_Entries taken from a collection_
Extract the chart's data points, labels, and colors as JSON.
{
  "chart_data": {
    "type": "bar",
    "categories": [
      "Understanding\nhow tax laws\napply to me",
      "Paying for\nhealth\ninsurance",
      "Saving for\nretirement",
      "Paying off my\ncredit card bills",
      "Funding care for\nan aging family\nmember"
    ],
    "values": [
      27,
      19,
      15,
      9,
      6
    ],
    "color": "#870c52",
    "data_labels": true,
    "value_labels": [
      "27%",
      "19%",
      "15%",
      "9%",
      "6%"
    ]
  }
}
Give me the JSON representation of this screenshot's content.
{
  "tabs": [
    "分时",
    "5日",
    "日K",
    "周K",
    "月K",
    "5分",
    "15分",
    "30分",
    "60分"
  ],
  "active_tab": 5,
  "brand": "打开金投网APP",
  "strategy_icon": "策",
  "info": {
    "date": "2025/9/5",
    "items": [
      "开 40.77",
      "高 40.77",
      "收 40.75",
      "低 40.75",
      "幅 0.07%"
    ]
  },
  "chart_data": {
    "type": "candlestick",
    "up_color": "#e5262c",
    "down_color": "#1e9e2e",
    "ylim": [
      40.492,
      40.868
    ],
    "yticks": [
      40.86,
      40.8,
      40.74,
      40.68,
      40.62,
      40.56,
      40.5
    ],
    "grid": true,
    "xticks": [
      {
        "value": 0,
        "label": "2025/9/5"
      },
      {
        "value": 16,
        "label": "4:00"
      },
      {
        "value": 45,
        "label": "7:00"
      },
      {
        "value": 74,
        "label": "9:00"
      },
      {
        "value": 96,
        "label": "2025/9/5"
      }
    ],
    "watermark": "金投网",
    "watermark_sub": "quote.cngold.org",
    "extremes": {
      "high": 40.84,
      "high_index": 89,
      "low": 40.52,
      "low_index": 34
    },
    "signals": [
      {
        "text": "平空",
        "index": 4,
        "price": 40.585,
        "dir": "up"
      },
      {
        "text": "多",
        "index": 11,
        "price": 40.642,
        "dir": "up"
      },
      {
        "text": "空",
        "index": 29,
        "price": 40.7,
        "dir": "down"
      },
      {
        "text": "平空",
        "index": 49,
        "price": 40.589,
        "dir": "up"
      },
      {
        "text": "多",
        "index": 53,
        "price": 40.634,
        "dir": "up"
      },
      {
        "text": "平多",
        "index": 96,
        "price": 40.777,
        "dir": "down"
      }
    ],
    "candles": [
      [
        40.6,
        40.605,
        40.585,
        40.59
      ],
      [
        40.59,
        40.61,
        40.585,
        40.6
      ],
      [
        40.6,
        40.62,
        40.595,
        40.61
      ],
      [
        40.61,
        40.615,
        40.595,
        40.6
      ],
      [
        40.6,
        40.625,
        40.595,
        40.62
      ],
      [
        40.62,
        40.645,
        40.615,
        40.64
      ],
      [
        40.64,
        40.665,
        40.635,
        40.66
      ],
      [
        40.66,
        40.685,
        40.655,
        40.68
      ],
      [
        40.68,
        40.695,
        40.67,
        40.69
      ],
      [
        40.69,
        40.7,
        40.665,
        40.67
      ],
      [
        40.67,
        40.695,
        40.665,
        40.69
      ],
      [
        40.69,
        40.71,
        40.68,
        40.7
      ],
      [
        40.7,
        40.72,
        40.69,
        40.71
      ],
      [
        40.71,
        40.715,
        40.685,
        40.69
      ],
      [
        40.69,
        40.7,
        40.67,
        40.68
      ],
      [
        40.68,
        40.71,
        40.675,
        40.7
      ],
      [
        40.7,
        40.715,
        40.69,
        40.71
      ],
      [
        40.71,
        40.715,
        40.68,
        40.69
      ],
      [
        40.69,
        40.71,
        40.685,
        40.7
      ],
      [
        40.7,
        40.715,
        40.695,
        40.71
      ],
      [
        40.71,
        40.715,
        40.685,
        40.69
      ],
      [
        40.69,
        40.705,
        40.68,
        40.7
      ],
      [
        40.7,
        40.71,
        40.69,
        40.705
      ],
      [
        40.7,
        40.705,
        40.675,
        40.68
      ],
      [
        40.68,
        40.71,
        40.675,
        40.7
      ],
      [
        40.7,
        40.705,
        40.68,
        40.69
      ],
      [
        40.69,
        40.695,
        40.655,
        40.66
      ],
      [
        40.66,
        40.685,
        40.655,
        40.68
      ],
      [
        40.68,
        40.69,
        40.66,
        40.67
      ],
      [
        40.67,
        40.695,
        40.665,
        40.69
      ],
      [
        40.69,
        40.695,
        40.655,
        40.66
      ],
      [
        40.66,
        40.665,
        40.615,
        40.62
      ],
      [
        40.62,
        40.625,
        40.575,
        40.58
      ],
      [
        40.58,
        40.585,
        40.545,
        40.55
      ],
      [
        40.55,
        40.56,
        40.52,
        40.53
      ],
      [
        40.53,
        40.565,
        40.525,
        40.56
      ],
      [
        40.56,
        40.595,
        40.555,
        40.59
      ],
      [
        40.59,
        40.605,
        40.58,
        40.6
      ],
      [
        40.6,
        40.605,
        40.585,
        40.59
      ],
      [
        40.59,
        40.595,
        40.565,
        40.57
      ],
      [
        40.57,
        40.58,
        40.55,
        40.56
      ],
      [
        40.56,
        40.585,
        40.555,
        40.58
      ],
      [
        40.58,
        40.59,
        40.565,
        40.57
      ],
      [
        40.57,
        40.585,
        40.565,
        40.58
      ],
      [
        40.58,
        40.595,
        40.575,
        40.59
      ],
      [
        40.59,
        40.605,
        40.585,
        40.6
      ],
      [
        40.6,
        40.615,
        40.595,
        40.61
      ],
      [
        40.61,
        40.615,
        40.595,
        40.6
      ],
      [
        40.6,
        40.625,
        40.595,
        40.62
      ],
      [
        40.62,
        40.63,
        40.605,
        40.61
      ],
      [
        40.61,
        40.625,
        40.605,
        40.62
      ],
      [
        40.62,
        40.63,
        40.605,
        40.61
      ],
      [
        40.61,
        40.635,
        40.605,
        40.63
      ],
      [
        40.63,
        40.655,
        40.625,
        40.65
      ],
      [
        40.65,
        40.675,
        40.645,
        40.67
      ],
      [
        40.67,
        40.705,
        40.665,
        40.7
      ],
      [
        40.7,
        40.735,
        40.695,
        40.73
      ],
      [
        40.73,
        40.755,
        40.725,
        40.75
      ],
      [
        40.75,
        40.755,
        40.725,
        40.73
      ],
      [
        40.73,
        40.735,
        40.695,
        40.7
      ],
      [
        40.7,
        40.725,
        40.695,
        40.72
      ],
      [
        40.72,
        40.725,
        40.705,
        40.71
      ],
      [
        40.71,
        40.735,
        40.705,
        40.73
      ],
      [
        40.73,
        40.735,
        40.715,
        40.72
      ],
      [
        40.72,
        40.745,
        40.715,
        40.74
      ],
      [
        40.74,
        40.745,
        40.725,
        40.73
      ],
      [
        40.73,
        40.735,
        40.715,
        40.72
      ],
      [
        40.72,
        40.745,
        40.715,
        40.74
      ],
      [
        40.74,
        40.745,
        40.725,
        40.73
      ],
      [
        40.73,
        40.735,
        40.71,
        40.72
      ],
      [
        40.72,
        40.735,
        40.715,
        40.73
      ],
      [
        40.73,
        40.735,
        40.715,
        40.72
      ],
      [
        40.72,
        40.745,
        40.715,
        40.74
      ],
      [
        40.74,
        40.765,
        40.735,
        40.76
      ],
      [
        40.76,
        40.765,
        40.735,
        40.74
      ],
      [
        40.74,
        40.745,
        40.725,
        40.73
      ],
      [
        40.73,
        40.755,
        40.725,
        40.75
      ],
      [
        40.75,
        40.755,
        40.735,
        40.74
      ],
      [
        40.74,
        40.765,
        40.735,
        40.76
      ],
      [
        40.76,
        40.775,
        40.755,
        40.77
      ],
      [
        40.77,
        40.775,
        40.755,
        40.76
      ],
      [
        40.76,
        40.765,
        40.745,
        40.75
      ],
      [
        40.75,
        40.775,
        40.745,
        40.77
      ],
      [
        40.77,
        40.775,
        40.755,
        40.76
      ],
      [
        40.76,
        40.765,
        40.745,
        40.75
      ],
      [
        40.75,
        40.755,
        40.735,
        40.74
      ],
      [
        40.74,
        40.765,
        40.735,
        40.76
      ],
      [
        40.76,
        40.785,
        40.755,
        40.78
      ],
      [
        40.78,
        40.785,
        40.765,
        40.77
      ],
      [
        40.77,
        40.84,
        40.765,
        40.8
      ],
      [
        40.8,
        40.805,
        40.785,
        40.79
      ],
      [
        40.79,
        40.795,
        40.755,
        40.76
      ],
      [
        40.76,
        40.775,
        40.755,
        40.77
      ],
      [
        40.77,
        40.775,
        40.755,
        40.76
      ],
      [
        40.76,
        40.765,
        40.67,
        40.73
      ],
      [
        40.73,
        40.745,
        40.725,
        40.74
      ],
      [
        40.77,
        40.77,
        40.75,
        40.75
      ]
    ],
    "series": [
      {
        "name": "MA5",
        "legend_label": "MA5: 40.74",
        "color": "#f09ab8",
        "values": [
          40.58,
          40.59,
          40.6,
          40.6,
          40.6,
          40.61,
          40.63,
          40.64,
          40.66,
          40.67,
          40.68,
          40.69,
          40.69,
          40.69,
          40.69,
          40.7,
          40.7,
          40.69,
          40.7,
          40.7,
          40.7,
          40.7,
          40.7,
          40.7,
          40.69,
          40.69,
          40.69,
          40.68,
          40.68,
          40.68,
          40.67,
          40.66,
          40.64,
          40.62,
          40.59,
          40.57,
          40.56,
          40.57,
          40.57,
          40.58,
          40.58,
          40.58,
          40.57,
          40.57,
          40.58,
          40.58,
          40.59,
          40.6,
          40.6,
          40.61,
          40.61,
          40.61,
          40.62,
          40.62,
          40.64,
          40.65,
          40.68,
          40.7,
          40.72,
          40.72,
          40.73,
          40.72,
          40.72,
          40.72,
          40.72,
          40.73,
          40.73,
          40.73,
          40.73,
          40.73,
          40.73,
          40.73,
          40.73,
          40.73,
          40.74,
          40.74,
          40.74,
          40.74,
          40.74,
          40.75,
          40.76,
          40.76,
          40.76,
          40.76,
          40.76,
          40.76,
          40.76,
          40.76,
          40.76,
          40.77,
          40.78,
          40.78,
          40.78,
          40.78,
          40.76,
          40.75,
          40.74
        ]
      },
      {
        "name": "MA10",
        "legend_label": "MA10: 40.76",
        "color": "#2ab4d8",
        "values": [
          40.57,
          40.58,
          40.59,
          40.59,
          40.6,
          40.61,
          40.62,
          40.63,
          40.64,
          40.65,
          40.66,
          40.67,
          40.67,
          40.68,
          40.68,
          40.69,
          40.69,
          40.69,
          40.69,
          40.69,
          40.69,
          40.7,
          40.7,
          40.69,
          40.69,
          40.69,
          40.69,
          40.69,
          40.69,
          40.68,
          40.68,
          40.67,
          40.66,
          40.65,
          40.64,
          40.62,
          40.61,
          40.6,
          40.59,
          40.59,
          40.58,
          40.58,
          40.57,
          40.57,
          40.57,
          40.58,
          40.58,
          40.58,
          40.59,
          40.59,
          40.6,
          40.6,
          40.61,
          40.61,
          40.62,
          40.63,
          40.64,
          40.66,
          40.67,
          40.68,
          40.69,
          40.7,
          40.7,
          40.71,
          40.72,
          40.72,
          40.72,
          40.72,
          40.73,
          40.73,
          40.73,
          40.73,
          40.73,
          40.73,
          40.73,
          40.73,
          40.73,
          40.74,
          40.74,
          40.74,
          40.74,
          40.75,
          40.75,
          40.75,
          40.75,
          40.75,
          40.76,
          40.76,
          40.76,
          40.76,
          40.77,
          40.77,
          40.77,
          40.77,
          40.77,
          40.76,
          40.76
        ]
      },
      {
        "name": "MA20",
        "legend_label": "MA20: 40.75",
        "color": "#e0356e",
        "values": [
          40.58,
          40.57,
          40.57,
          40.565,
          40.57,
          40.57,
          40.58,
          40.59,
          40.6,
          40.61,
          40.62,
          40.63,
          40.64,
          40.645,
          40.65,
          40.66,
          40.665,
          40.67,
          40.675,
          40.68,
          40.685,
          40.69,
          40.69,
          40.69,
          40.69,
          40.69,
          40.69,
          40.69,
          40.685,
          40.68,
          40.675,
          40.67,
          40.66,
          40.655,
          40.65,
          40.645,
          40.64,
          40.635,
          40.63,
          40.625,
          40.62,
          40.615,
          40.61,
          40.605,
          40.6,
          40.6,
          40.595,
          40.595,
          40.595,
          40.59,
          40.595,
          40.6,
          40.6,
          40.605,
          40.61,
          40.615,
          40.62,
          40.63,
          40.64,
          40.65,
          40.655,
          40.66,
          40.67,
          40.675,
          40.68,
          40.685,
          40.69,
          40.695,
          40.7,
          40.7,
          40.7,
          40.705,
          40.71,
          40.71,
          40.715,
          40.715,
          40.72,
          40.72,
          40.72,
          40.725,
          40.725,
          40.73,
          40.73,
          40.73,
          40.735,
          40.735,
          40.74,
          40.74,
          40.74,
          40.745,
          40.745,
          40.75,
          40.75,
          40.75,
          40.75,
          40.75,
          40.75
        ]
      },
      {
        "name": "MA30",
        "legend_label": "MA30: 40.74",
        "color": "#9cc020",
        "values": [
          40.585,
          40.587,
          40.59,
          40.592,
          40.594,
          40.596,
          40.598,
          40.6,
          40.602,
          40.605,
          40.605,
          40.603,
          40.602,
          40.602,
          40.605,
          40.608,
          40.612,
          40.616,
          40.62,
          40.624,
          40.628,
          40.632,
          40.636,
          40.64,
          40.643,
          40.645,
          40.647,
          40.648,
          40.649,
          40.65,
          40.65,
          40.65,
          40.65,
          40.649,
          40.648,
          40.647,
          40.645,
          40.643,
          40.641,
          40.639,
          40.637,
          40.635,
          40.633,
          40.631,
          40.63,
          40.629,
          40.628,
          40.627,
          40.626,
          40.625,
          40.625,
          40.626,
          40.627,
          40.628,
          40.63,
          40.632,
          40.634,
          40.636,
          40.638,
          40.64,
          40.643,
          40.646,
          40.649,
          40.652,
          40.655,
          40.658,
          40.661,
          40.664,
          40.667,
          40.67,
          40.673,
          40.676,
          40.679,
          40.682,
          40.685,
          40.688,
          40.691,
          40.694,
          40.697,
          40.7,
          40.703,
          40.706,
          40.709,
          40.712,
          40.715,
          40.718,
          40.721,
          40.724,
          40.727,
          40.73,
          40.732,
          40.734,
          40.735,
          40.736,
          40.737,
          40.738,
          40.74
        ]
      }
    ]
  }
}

_Instruction_
Look through the lines above and collect those with the word "JSON".

_Written answer_
Extract the chart's data points, labels, and colors as JSON.
Give me the JSON representation of this screenshot's content.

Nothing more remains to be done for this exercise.